[Figure content listings]
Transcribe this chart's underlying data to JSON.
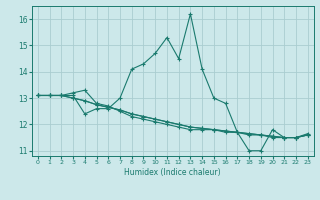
{
  "title": "",
  "xlabel": "Humidex (Indice chaleur)",
  "ylabel": "",
  "background_color": "#cce8ea",
  "line_color": "#1a7a6e",
  "grid_color": "#aacdd0",
  "xlim": [
    -0.5,
    23.5
  ],
  "ylim": [
    10.8,
    16.5
  ],
  "yticks": [
    11,
    12,
    13,
    14,
    15,
    16
  ],
  "xticks": [
    0,
    1,
    2,
    3,
    4,
    5,
    6,
    7,
    8,
    9,
    10,
    11,
    12,
    13,
    14,
    15,
    16,
    17,
    18,
    19,
    20,
    21,
    22,
    23
  ],
  "lines": [
    [
      13.1,
      13.1,
      13.1,
      13.1,
      12.4,
      12.6,
      12.6,
      13.0,
      14.1,
      14.3,
      14.7,
      15.3,
      14.5,
      16.2,
      14.1,
      13.0,
      12.8,
      11.7,
      11.0,
      11.0,
      11.8,
      11.5,
      11.5,
      11.6
    ],
    [
      13.1,
      13.1,
      13.1,
      13.0,
      12.9,
      12.75,
      12.65,
      12.55,
      12.4,
      12.3,
      12.2,
      12.1,
      12.0,
      11.9,
      11.85,
      11.8,
      11.75,
      11.7,
      11.65,
      11.6,
      11.55,
      11.5,
      11.5,
      11.6
    ],
    [
      13.1,
      13.1,
      13.1,
      13.0,
      12.9,
      12.75,
      12.65,
      12.55,
      12.4,
      12.3,
      12.2,
      12.1,
      12.0,
      11.9,
      11.85,
      11.8,
      11.75,
      11.7,
      11.65,
      11.6,
      11.55,
      11.5,
      11.5,
      11.65
    ],
    [
      13.1,
      13.1,
      13.1,
      13.2,
      13.3,
      12.8,
      12.7,
      12.5,
      12.3,
      12.2,
      12.1,
      12.0,
      11.9,
      11.8,
      11.8,
      11.8,
      11.7,
      11.7,
      11.6,
      11.6,
      11.5,
      11.5,
      11.5,
      11.6
    ]
  ],
  "figsize": [
    3.2,
    2.0
  ],
  "dpi": 100
}
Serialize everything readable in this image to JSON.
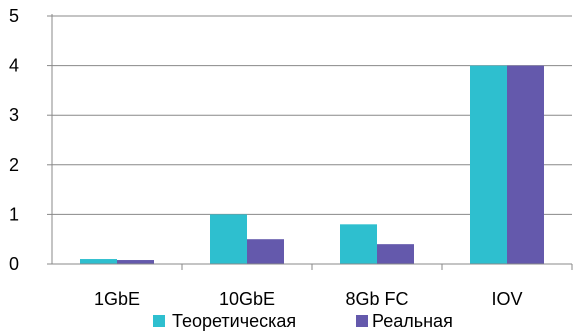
{
  "chart_data": {
    "type": "bar",
    "categories": [
      "1GbE",
      "10GbE",
      "8Gb FC",
      "IOV"
    ],
    "series": [
      {
        "name": "Теоретическая",
        "values": [
          0.1,
          1.0,
          0.8,
          4.0
        ],
        "color": "#2ebfcf"
      },
      {
        "name": "Реальная",
        "values": [
          0.08,
          0.5,
          0.4,
          4.0
        ],
        "color": "#6459ac"
      }
    ],
    "ylim": [
      0,
      5
    ],
    "yticks": [
      "0",
      "1",
      "2",
      "3",
      "4",
      "5"
    ],
    "grid": true,
    "legend_placement": "bottom",
    "title": "",
    "xlabel": "",
    "ylabel": ""
  }
}
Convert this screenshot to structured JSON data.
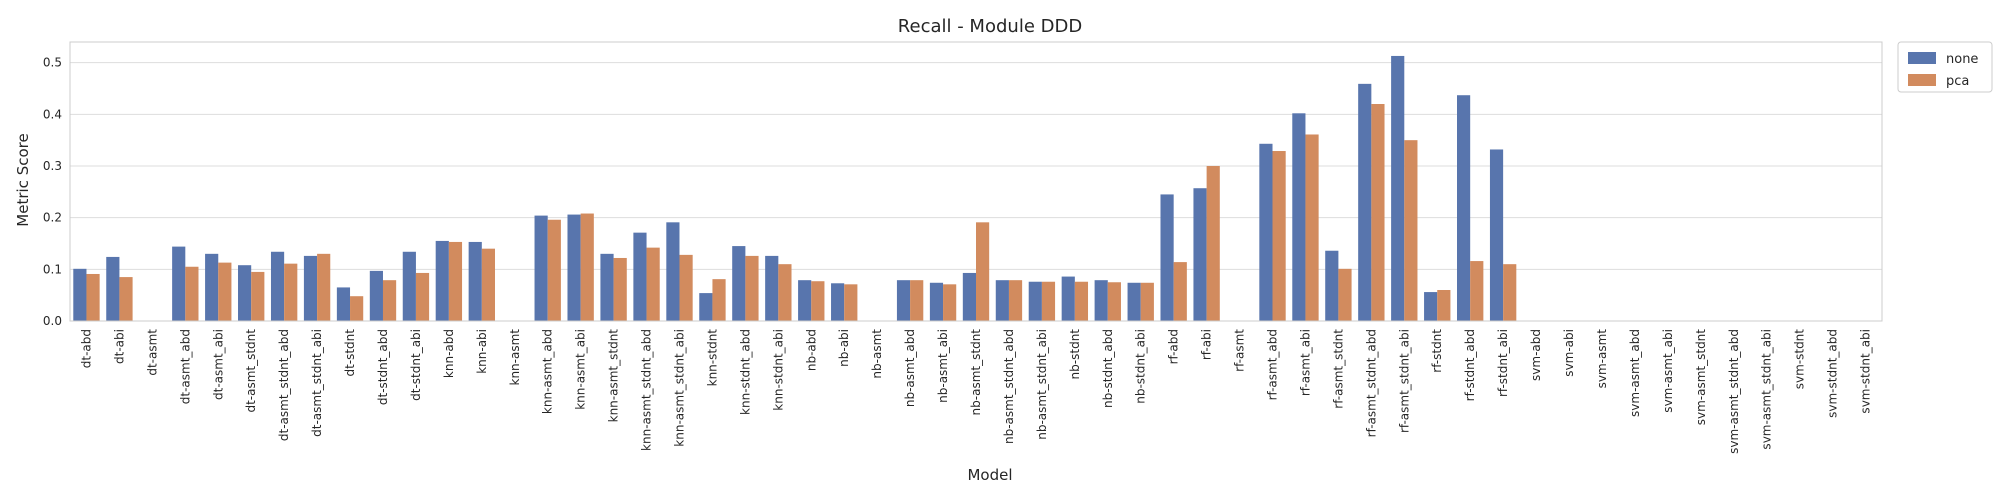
{
  "chart_data": {
    "type": "bar",
    "title": "Recall - Module DDD",
    "xlabel": "Model",
    "ylabel": "Metric Score",
    "ylim": [
      0,
      0.54
    ],
    "yticks": [
      "0.0",
      "0.1",
      "0.2",
      "0.3",
      "0.4",
      "0.5"
    ],
    "grid": true,
    "legend_position": "outside-top-right",
    "categories": [
      "dt-abd",
      "dt-abi",
      "dt-asmt",
      "dt-asmt_abd",
      "dt-asmt_abi",
      "dt-asmt_stdnt",
      "dt-asmt_stdnt_abd",
      "dt-asmt_stdnt_abi",
      "dt-stdnt",
      "dt-stdnt_abd",
      "dt-stdnt_abi",
      "knn-abd",
      "knn-abi",
      "knn-asmt",
      "knn-asmt_abd",
      "knn-asmt_abi",
      "knn-asmt_stdnt",
      "knn-asmt_stdnt_abd",
      "knn-asmt_stdnt_abi",
      "knn-stdnt",
      "knn-stdnt_abd",
      "knn-stdnt_abi",
      "nb-abd",
      "nb-abi",
      "nb-asmt",
      "nb-asmt_abd",
      "nb-asmt_abi",
      "nb-asmt_stdnt",
      "nb-asmt_stdnt_abd",
      "nb-asmt_stdnt_abi",
      "nb-stdnt",
      "nb-stdnt_abd",
      "nb-stdnt_abi",
      "rf-abd",
      "rf-abi",
      "rf-asmt",
      "rf-asmt_abd",
      "rf-asmt_abi",
      "rf-asmt_stdnt",
      "rf-asmt_stdnt_abd",
      "rf-asmt_stdnt_abi",
      "rf-stdnt",
      "rf-stdnt_abd",
      "rf-stdnt_abi",
      "svm-abd",
      "svm-abi",
      "svm-asmt",
      "svm-asmt_abd",
      "svm-asmt_abi",
      "svm-asmt_stdnt",
      "svm-asmt_stdnt_abd",
      "svm-asmt_stdnt_abi",
      "svm-stdnt",
      "svm-stdnt_abd",
      "svm-stdnt_abi"
    ],
    "series": [
      {
        "name": "none",
        "color": "#5875ad",
        "values": [
          0.101,
          0.124,
          0,
          0.144,
          0.13,
          0.108,
          0.134,
          0.126,
          0.065,
          0.097,
          0.134,
          0.155,
          0.153,
          0,
          0.204,
          0.206,
          0.13,
          0.171,
          0.191,
          0.054,
          0.145,
          0.126,
          0.079,
          0.073,
          0,
          0.079,
          0.074,
          0.093,
          0.079,
          0.076,
          0.086,
          0.079,
          0.074,
          0.245,
          0.257,
          0,
          0.343,
          0.402,
          0.136,
          0.459,
          0.513,
          0.056,
          0.437,
          0.332,
          0,
          0,
          0,
          0,
          0,
          0,
          0,
          0,
          0,
          0,
          0
        ]
      },
      {
        "name": "pca",
        "color": "#d28b5e",
        "values": [
          0.091,
          0.085,
          0,
          0.105,
          0.113,
          0.095,
          0.111,
          0.13,
          0.048,
          0.079,
          0.093,
          0.153,
          0.14,
          0,
          0.196,
          0.208,
          0.122,
          0.142,
          0.128,
          0.081,
          0.126,
          0.11,
          0.077,
          0.071,
          0,
          0.079,
          0.071,
          0.191,
          0.079,
          0.076,
          0.076,
          0.075,
          0.074,
          0.114,
          0.3,
          0,
          0.329,
          0.361,
          0.101,
          0.42,
          0.35,
          0.06,
          0.116,
          0.11,
          0,
          0,
          0,
          0,
          0,
          0,
          0,
          0,
          0,
          0,
          0
        ]
      }
    ]
  }
}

TASK GOAL:
Among the entries above, how many lines include the word "this"? Give the number with no comment.

RESULT OF THE TASK:
3